┏━━

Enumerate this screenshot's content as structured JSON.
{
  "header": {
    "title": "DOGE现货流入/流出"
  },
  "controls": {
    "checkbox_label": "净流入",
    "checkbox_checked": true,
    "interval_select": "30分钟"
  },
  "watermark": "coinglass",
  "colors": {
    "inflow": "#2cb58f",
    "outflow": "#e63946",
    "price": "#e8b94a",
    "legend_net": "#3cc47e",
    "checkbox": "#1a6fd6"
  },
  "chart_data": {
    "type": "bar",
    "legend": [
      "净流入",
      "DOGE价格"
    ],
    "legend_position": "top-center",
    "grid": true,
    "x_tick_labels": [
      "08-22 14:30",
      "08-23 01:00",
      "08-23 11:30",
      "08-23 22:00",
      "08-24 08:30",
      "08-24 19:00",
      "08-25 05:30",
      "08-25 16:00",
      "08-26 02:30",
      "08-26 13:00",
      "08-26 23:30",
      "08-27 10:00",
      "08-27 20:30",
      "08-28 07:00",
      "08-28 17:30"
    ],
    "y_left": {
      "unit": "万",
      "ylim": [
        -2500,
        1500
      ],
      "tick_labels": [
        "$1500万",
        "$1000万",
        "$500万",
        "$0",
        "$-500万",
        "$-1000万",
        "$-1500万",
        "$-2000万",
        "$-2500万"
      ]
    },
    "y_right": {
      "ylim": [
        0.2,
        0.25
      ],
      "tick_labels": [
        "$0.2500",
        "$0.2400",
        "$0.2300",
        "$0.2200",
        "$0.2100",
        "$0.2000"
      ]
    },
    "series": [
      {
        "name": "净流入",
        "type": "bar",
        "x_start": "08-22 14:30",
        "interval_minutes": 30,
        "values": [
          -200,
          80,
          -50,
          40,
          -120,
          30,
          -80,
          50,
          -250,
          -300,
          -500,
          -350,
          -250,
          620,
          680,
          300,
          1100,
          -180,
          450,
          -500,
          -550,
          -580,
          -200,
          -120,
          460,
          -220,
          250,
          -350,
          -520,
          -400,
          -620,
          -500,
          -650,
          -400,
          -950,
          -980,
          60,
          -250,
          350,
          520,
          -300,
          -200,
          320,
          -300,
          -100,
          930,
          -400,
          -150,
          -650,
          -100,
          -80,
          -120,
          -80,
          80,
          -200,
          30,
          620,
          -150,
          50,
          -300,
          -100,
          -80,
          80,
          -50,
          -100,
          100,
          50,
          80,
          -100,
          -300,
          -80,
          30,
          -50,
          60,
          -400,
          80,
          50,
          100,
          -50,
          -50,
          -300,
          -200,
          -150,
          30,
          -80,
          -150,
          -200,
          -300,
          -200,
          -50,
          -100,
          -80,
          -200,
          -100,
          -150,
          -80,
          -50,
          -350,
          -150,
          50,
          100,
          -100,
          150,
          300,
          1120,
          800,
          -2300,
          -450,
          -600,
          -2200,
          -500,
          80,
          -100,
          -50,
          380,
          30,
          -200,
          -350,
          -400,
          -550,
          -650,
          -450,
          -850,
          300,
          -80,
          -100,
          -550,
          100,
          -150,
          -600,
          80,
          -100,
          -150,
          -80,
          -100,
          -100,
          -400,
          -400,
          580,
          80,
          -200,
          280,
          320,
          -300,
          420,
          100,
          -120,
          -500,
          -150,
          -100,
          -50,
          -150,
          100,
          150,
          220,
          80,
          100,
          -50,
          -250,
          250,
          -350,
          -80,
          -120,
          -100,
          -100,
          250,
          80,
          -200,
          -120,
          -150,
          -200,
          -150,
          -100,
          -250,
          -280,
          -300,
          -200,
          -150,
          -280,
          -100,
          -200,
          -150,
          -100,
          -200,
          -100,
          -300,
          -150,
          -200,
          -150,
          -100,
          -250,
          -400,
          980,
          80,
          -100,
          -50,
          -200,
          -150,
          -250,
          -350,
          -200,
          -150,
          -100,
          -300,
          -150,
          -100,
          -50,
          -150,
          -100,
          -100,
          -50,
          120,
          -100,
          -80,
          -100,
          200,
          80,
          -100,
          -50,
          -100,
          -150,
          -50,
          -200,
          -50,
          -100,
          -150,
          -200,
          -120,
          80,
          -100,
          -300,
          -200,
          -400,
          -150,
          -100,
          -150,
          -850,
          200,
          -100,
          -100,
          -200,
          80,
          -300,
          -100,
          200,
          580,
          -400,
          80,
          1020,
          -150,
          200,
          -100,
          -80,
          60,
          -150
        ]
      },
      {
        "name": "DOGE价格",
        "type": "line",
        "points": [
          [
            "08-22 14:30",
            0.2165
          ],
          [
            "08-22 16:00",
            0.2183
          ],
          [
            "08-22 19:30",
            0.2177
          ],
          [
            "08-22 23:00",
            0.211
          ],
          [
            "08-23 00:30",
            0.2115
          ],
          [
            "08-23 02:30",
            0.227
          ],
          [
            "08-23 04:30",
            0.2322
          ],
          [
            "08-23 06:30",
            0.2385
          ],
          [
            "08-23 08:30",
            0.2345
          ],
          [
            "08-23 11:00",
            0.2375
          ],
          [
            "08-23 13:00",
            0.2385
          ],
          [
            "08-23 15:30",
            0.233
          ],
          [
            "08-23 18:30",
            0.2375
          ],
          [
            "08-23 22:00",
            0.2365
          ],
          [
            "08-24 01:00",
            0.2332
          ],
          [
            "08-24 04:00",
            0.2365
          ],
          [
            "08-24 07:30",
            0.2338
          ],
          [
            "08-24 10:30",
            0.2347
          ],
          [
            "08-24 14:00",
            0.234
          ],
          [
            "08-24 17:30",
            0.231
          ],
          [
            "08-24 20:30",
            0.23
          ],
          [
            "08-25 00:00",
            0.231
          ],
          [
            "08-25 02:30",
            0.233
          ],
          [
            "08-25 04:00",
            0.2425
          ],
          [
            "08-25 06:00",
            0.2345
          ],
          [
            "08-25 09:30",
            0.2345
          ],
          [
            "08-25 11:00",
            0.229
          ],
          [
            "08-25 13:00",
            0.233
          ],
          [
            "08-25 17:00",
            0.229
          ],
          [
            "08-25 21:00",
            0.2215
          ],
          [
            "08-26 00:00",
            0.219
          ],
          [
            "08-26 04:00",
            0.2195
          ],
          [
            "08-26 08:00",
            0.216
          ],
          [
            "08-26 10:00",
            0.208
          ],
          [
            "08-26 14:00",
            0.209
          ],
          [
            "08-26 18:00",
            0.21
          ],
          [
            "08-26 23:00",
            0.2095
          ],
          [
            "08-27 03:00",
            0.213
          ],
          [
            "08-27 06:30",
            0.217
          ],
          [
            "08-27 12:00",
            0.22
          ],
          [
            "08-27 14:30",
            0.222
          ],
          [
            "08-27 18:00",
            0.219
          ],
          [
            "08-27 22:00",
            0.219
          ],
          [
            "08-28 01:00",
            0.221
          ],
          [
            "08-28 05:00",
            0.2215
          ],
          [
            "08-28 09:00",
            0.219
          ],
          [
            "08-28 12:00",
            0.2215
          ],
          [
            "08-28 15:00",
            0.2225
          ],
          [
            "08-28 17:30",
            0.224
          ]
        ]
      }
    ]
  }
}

┗━━

Exercise aim:
Each record should come back exactly as written.

Result of this exercise:
Enumerate this screenshot's content as structured JSON.
{
  "header": {
    "title": "DOGE现货流入/流出"
  },
  "controls": {
    "checkbox_label": "净流入",
    "checkbox_checked": true,
    "interval_select": "30分钟"
  },
  "watermark": "coinglass",
  "colors": {
    "inflow": "#2cb58f",
    "outflow": "#e63946",
    "price": "#e8b94a",
    "legend_net": "#3cc47e",
    "checkbox": "#1a6fd6"
  },
  "chart_data": {
    "type": "bar",
    "legend": [
      "净流入",
      "DOGE价格"
    ],
    "legend_position": "top-center",
    "grid": true,
    "x_tick_labels": [
      "08-22 14:30",
      "08-23 01:00",
      "08-23 11:30",
      "08-23 22:00",
      "08-24 08:30",
      "08-24 19:00",
      "08-25 05:30",
      "08-25 16:00",
      "08-26 02:30",
      "08-26 13:00",
      "08-26 23:30",
      "08-27 10:00",
      "08-27 20:30",
      "08-28 07:00",
      "08-28 17:30"
    ],
    "y_left": {
      "unit": "万",
      "ylim": [
        -2500,
        1500
      ],
      "tick_labels": [
        "$1500万",
        "$1000万",
        "$500万",
        "$0",
        "$-500万",
        "$-1000万",
        "$-1500万",
        "$-2000万",
        "$-2500万"
      ]
    },
    "y_right": {
      "ylim": [
        0.2,
        0.25
      ],
      "tick_labels": [
        "$0.2500",
        "$0.2400",
        "$0.2300",
        "$0.2200",
        "$0.2100",
        "$0.2000"
      ]
    },
    "series": [
      {
        "name": "净流入",
        "type": "bar",
        "x_start": "08-22 14:30",
        "interval_minutes": 30,
        "values": [
          -200,
          80,
          -50,
          40,
          -120,
          30,
          -80,
          50,
          -250,
          -300,
          -500,
          -350,
          -250,
          620,
          680,
          300,
          1100,
          -180,
          450,
          -500,
          -550,
          -580,
          -200,
          -120,
          460,
          -220,
          250,
          -350,
          -520,
          -400,
          -620,
          -500,
          -650,
          -400,
          -950,
          -980,
          60,
          -250,
          350,
          520,
          -300,
          -200,
          320,
          -300,
          -100,
          930,
          -400,
          -150,
          -650,
          -100,
          -80,
          -120,
          -80,
          80,
          -200,
          30,
          620,
          -150,
          50,
          -300,
          -100,
          -80,
          80,
          -50,
          -100,
          100,
          50,
          80,
          -100,
          -300,
          -80,
          30,
          -50,
          60,
          -400,
          80,
          50,
          100,
          -50,
          -50,
          -300,
          -200,
          -150,
          30,
          -80,
          -150,
          -200,
          -300,
          -200,
          -50,
          -100,
          -80,
          -200,
          -100,
          -150,
          -80,
          -50,
          -350,
          -150,
          50,
          100,
          -100,
          150,
          300,
          1120,
          800,
          -2300,
          -450,
          -600,
          -2200,
          -500,
          80,
          -100,
          -50,
          380,
          30,
          -200,
          -350,
          -400,
          -550,
          -650,
          -450,
          -850,
          300,
          -80,
          -100,
          -550,
          100,
          -150,
          -600,
          80,
          -100,
          -150,
          -80,
          -100,
          -100,
          -400,
          -400,
          580,
          80,
          -200,
          280,
          320,
          -300,
          420,
          100,
          -120,
          -500,
          -150,
          -100,
          -50,
          -150,
          100,
          150,
          220,
          80,
          100,
          -50,
          -250,
          250,
          -350,
          -80,
          -120,
          -100,
          -100,
          250,
          80,
          -200,
          -120,
          -150,
          -200,
          -150,
          -100,
          -250,
          -280,
          -300,
          -200,
          -150,
          -280,
          -100,
          -200,
          -150,
          -100,
          -200,
          -100,
          -300,
          -150,
          -200,
          -150,
          -100,
          -250,
          -400,
          980,
          80,
          -100,
          -50,
          -200,
          -150,
          -250,
          -350,
          -200,
          -150,
          -100,
          -300,
          -150,
          -100,
          -50,
          -150,
          -100,
          -100,
          -50,
          120,
          -100,
          -80,
          -100,
          200,
          80,
          -100,
          -50,
          -100,
          -150,
          -50,
          -200,
          -50,
          -100,
          -150,
          -200,
          -120,
          80,
          -100,
          -300,
          -200,
          -400,
          -150,
          -100,
          -150,
          -850,
          200,
          -100,
          -100,
          -200,
          80,
          -300,
          -100,
          200,
          580,
          -400,
          80,
          1020,
          -150,
          200,
          -100,
          -80,
          60,
          -150
        ]
      },
      {
        "name": "DOGE价格",
        "type": "line",
        "points": [
          [
            "08-22 14:30",
            0.2165
          ],
          [
            "08-22 16:00",
            0.2183
          ],
          [
            "08-22 19:30",
            0.2177
          ],
          [
            "08-22 23:00",
            0.211
          ],
          [
            "08-23 00:30",
            0.2115
          ],
          [
            "08-23 02:30",
            0.227
          ],
          [
            "08-23 04:30",
            0.2322
          ],
          [
            "08-23 06:30",
            0.2385
          ],
          [
            "08-23 08:30",
            0.2345
          ],
          [
            "08-23 11:00",
            0.2375
          ],
          [
            "08-23 13:00",
            0.2385
          ],
          [
            "08-23 15:30",
            0.233
          ],
          [
            "08-23 18:30",
            0.2375
          ],
          [
            "08-23 22:00",
            0.2365
          ],
          [
            "08-24 01:00",
            0.2332
          ],
          [
            "08-24 04:00",
            0.2365
          ],
          [
            "08-24 07:30",
            0.2338
          ],
          [
            "08-24 10:30",
            0.2347
          ],
          [
            "08-24 14:00",
            0.234
          ],
          [
            "08-24 17:30",
            0.231
          ],
          [
            "08-24 20:30",
            0.23
          ],
          [
            "08-25 00:00",
            0.231
          ],
          [
            "08-25 02:30",
            0.233
          ],
          [
            "08-25 04:00",
            0.2425
          ],
          [
            "08-25 06:00",
            0.2345
          ],
          [
            "08-25 09:30",
            0.2345
          ],
          [
            "08-25 11:00",
            0.229
          ],
          [
            "08-25 13:00",
            0.233
          ],
          [
            "08-25 17:00",
            0.229
          ],
          [
            "08-25 21:00",
            0.2215
          ],
          [
            "08-26 00:00",
            0.219
          ],
          [
            "08-26 04:00",
            0.2195
          ],
          [
            "08-26 08:00",
            0.216
          ],
          [
            "08-26 10:00",
            0.208
          ],
          [
            "08-26 14:00",
            0.209
          ],
          [
            "08-26 18:00",
            0.21
          ],
          [
            "08-26 23:00",
            0.2095
          ],
          [
            "08-27 03:00",
            0.213
          ],
          [
            "08-27 06:30",
            0.217
          ],
          [
            "08-27 12:00",
            0.22
          ],
          [
            "08-27 14:30",
            0.222
          ],
          [
            "08-27 18:00",
            0.219
          ],
          [
            "08-27 22:00",
            0.219
          ],
          [
            "08-28 01:00",
            0.221
          ],
          [
            "08-28 05:00",
            0.2215
          ],
          [
            "08-28 09:00",
            0.219
          ],
          [
            "08-28 12:00",
            0.2215
          ],
          [
            "08-28 15:00",
            0.2225
          ],
          [
            "08-28 17:30",
            0.224
          ]
        ]
      }
    ]
  }
}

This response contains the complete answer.